# START OF DATA PROVIDED

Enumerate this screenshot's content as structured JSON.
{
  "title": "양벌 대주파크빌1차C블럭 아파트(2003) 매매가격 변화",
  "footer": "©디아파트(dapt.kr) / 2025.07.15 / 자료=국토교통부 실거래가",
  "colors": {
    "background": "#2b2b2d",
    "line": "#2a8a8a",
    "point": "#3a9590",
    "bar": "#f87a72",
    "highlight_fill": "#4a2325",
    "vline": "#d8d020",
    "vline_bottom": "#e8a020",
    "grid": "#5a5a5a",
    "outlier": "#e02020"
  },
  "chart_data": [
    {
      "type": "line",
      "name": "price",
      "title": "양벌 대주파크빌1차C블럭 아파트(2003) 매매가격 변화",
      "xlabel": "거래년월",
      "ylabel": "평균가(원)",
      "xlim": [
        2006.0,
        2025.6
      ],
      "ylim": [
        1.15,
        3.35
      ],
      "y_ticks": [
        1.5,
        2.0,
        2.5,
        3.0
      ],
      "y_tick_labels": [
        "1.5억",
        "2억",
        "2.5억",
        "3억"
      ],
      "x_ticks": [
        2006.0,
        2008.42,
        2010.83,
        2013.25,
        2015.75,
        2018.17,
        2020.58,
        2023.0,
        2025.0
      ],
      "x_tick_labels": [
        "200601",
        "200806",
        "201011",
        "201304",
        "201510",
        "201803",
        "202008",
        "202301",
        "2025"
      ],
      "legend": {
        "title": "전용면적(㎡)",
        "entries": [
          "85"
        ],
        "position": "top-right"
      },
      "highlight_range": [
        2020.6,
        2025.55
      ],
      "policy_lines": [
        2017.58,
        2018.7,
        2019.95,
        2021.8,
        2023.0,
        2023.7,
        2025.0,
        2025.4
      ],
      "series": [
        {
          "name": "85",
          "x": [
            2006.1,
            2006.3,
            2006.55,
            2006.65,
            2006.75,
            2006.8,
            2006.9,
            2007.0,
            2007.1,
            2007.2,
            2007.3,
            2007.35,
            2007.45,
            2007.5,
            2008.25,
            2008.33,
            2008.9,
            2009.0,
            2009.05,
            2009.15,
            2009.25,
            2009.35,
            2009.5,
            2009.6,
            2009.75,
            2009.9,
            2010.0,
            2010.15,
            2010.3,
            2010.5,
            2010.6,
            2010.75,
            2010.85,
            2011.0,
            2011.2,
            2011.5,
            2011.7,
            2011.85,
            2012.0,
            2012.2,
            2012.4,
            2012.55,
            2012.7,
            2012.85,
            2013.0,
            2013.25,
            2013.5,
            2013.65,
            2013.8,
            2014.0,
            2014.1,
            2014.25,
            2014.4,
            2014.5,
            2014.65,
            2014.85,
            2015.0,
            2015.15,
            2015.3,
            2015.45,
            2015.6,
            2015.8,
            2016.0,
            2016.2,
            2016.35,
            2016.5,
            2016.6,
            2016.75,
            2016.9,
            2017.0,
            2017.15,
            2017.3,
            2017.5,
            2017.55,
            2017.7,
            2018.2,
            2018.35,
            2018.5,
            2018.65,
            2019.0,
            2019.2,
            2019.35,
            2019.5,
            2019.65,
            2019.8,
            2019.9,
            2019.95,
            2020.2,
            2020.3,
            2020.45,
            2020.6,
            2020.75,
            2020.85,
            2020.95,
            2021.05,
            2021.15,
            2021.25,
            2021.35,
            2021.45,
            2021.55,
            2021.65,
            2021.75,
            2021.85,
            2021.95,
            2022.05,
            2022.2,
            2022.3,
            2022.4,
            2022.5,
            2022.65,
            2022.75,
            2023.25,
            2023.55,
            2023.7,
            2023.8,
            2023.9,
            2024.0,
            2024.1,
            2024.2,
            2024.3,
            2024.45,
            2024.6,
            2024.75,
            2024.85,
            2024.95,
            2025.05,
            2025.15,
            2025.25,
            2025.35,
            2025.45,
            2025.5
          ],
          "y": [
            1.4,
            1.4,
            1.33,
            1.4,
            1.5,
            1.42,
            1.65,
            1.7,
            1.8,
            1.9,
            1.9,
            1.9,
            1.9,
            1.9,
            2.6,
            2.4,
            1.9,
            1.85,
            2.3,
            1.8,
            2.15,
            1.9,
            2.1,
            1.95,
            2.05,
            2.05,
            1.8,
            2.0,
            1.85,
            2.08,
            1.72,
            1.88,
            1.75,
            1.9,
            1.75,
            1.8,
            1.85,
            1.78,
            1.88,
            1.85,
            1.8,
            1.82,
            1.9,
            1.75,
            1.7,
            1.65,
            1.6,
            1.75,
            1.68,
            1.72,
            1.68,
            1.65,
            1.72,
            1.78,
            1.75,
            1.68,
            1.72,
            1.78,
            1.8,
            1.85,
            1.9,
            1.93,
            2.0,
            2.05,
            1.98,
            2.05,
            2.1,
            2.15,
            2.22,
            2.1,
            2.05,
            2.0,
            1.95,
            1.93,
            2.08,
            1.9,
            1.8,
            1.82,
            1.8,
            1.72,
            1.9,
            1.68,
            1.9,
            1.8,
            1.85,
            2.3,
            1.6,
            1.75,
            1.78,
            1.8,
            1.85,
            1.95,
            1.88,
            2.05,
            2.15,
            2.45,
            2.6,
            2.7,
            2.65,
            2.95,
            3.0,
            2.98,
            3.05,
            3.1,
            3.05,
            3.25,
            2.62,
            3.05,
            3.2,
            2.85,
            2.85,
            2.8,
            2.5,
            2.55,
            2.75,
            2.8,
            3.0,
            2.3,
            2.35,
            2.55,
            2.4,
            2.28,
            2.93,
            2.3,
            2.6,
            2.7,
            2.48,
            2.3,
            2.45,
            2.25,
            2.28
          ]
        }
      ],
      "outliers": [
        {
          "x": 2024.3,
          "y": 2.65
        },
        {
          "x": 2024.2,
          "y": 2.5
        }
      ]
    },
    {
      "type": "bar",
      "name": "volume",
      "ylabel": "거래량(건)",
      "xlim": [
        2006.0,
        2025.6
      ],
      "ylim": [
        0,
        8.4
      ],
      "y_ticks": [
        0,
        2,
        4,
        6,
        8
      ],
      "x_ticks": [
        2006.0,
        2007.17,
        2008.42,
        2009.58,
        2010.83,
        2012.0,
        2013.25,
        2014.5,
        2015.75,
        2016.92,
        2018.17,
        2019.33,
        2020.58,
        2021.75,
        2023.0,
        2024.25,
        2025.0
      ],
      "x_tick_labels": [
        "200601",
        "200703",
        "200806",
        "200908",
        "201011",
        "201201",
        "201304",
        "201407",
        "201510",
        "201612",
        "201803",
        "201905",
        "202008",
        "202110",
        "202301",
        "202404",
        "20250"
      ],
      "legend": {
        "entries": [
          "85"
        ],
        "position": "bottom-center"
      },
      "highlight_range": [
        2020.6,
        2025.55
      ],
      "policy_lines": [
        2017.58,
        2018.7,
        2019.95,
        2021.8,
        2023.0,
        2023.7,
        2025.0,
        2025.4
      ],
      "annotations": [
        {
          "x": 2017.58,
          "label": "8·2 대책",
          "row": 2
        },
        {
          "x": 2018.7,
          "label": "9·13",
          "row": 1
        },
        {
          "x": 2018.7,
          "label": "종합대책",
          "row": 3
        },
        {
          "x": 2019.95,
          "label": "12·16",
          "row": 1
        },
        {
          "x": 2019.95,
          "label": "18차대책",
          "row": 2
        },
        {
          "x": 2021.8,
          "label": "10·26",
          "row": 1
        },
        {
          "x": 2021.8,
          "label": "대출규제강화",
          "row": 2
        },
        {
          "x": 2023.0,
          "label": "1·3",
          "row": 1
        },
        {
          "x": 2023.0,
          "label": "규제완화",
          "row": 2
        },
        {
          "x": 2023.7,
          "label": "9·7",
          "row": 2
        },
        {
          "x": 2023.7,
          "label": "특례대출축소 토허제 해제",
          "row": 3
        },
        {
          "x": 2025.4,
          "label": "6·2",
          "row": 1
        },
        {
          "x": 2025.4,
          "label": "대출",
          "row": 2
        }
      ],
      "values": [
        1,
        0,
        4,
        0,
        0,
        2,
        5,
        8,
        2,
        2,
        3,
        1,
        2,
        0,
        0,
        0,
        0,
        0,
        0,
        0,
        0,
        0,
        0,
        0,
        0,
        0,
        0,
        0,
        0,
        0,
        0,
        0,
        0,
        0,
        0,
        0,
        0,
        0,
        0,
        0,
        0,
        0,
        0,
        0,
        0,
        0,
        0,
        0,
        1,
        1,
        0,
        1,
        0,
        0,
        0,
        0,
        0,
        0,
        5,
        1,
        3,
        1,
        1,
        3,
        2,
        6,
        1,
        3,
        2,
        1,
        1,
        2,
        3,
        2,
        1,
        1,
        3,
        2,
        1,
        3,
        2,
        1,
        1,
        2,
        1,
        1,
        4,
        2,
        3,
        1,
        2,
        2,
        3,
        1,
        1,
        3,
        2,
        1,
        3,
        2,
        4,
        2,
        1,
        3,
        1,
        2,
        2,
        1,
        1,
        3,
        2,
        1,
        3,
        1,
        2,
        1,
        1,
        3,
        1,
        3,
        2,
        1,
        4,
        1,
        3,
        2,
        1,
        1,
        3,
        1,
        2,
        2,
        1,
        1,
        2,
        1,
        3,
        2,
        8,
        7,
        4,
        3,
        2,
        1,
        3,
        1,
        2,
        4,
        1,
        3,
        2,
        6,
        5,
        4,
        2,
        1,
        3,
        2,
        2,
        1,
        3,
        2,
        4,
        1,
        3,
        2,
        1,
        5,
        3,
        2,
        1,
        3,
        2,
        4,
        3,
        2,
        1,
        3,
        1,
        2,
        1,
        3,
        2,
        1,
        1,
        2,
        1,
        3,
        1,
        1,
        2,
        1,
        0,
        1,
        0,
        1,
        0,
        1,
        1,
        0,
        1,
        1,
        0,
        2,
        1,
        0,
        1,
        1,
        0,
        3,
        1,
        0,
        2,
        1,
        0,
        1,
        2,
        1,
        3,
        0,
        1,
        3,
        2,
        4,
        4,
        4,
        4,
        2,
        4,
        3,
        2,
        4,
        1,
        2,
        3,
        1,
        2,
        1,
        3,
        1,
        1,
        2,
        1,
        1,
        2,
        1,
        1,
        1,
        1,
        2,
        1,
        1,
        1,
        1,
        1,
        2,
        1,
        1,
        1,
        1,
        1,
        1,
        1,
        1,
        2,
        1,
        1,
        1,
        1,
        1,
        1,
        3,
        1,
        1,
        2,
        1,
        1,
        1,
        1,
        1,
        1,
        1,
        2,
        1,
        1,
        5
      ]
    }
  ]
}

# END OF DATA PROVIDED

§ **CHALLENGE**:
Look through the listing above. Pick out each line with "title" and copy it.

§ **ANSWER TO THE EXERCISE**:
  "title": "양벌 대주파크빌1차C블럭 아파트(2003) 매매가격 변화",
      "title": "양벌 대주파크빌1차C블럭 아파트(2003) 매매가격 변화",
        "title": "전용면적(㎡)",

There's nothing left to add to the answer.